Material supplied
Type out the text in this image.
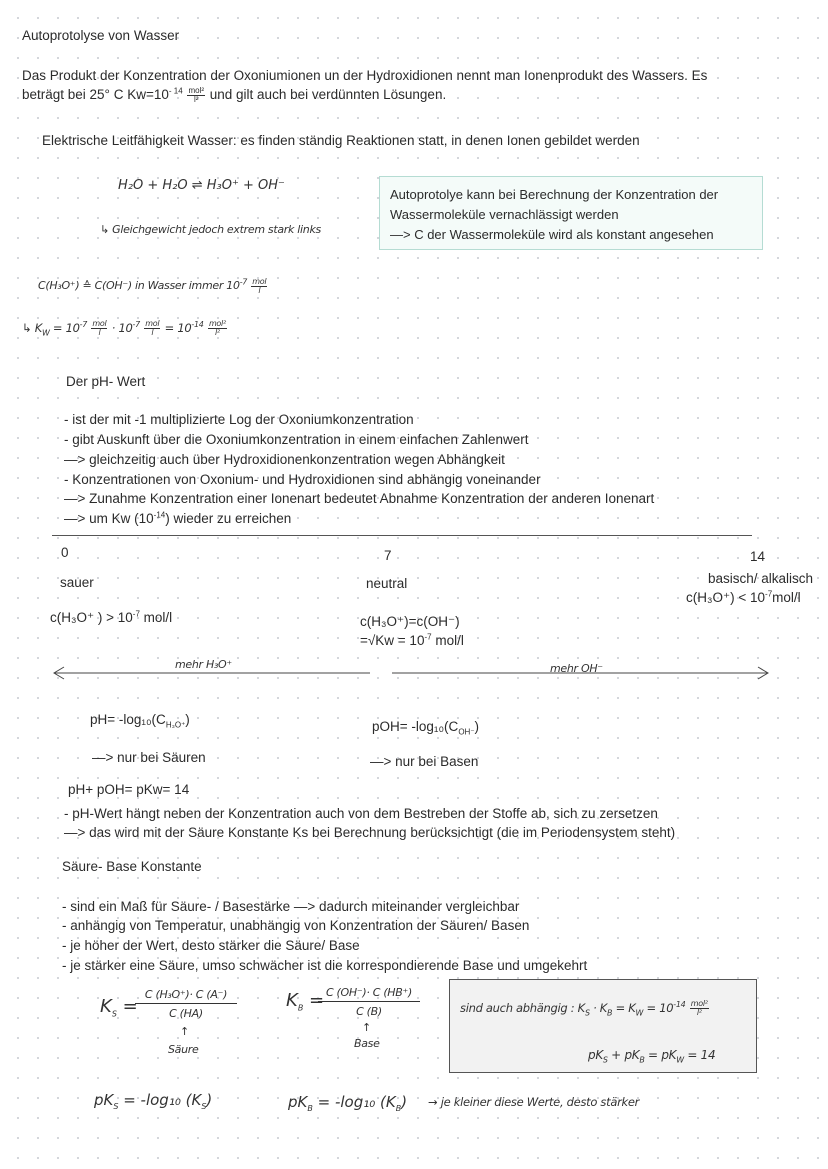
Autoprotolyse von Wasser
Das Produkt der Konzentration der Oxoniumionen un der Hydroxidionen nennt man Ionenprodukt des Wassers. Es
beträgt bei 25° C $Kw=10^{- 14} \frac{\text{mol²}}{\text{l²}}$ und gilt auch bei verdünnten Lösungen.
Elektrische Leitfähigkeit Wasser: es finden ständig Reaktionen statt, in denen Ionen gebildet werden
H₂O + H₂O ⇌ H₃O⁺ + OH⁻
↳ Gleichgewicht jedoch extrem stark links
Autoprotolye kann bei Berechnung der Konzentration der
Wassermoleküle vernachlässigt werden
—> C der Wassermoleküle wird als konstant angesehen
C(H₃O⁺) ≙ C(OH⁻) in Wasser immer $10^{-7} \frac{\text{mol}}{l}$
↳ $K_W = 10^{-7} \frac{\text{mol}}{l} \cdot 10^{-7} \frac{\text{mol}}{l} = 10^{-14} \frac{\text{mol²}}{\text{l²}}$
Der pH- Wert
- ist der mit -1 multiplizierte Log der Oxoniumkonzentration
- gibt Auskunft über die Oxoniumkonzentration in einem einfachen Zahlenwert
—> gleichzeitig auch über Hydroxidionenkonzentration wegen Abhängkeit
- Konzentrationen von Oxonium- und Hydroxidionen sind abhängig voneinander
—> Zunahme Konzentration einer Ionenart bedeutet Abnahme Konzentration der anderen Ionenart
—> um Kw $(10^{-14})$ wieder zu erreichen
0	7	14
sauer	neutral	basisch/ alkalisch
c(H₃O⁺ ) > $10^{-7}$ mol/l	c(H₃O⁺)=c(OH⁻)
$=√Kw = 10^{-7}$ mol/l
$c(H_3O^+) < 10^{-7}mol/l$
mehr H₃O⁺	mehr OH⁻
$pH= -\log_{10}(C_{H_3O^+})$	$pOH= -\log_{10}(C_{OH^-})$
—> nur bei Säuren	—> nur bei Basen
pH+ pOH= pKw= 14
- pH-Wert hängt neben der Konzentration auch von dem Bestreben der Stoffe ab, sich zu zersetzen
—> das wird mit der Säure Konstante Ks bei Berechnung berücksichtigt (die im Periodensystem steht)
Säure- Base Konstante
- sind ein Maß für Säure- / Basestärke —> dadurch miteinander vergleichbar
- anhängig von Temperatur, unabhängig von Konzentration der Säuren/ Basen
- je höher der Wert, desto stärker die Säure/ Base
- je stärker eine Säure, umso schwächer ist die korrespondierende Base und umgekehrt
$K_S$ =
C (H₃O⁺)· C (A⁻)
C (HA)
↑
Säure
$K_B = C$ (OH⁻)· C (HB⁺)
C (B)
↑
Base
sind auch abhängig : $K_S \cdot K_B = K_W = 10^{-14} \frac{\text{mol²}}{\text{l²}}$
$pK_S + pK_B = pK_W = 14$
$pK_S = -\log_{10}$ $(K_S)$	$pK_B = -\log_{10}$ $(K_B)$ → je kleiner diese Werte, desto stärker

What is expected
Repeat the records above exactly, leaving out any pictures they contain.

Solution for this task
Type out the text in this image.
Autoprotolyse von Wasser
Das Produkt der Konzentration der Oxoniumionen un der Hydroxidionen nennt man Ionenprodukt des Wassers. Es
beträgt bei 25° C $Kw=10^{- 14} \frac{\text{mol²}}{\text{l²}}$ und gilt auch bei verdünnten Lösungen.
Elektrische Leitfähigkeit Wasser: es finden ständig Reaktionen statt, in denen Ionen gebildet werden
H₂O + H₂O ⇌ H₃O⁺ + OH⁻
↳ Gleichgewicht jedoch extrem stark links
Autoprotolye kann bei Berechnung der Konzentration der
Wassermoleküle vernachlässigt werden
—> C der Wassermoleküle wird als konstant angesehen
C(H₃O⁺) ≙ C(OH⁻) in Wasser immer $10^{-7} \frac{\text{mol}}{l}$
↳ $K_W = 10^{-7} \frac{\text{mol}}{l} \cdot 10^{-7} \frac{\text{mol}}{l} = 10^{-14} \frac{\text{mol²}}{\text{l²}}$
Der pH- Wert
- ist der mit -1 multiplizierte Log der Oxoniumkonzentration
- gibt Auskunft über die Oxoniumkonzentration in einem einfachen Zahlenwert
—> gleichzeitig auch über Hydroxidionenkonzentration wegen Abhängkeit
- Konzentrationen von Oxonium- und Hydroxidionen sind abhängig voneinander
—> Zunahme Konzentration einer Ionenart bedeutet Abnahme Konzentration der anderen Ionenart
—> um Kw $(10^{-14})$ wieder zu erreichen
0	7	14
sauer	neutral	basisch/ alkalisch
c(H₃O⁺ ) > $10^{-7}$ mol/l	c(H₃O⁺)=c(OH⁻)
$=√Kw = 10^{-7}$ mol/l
$c(H_3O^+) < 10^{-7}mol/l$
mehr H₃O⁺	mehr OH⁻
$pH= -\log_{10}(C_{H_3O^+})$	$pOH= -\log_{10}(C_{OH^-})$
—> nur bei Säuren	—> nur bei Basen
pH+ pOH= pKw= 14
- pH-Wert hängt neben der Konzentration auch von dem Bestreben der Stoffe ab, sich zu zersetzen
—> das wird mit der Säure Konstante Ks bei Berechnung berücksichtigt (die im Periodensystem steht)
Säure- Base Konstante
- sind ein Maß für Säure- / Basestärke —> dadurch miteinander vergleichbar
- anhängig von Temperatur, unabhängig von Konzentration der Säuren/ Basen
- je höher der Wert, desto stärker die Säure/ Base
- je stärker eine Säure, umso schwächer ist die korrespondierende Base und umgekehrt
$K_S$ =
C (H₃O⁺)· C (A⁻)
C (HA)
↑
Säure
$K_B = C$ (OH⁻)· C (HB⁺)
C (B)
↑
Base
sind auch abhängig : $K_S \cdot K_B = K_W = 10^{-14} \frac{\text{mol²}}{\text{l²}}$
$pK_S + pK_B = pK_W = 14$
$pK_S = -\log_{10}$ $(K_S)$	$pK_B = -\log_{10}$ $(K_B)$ → je kleiner diese Werte, desto stärker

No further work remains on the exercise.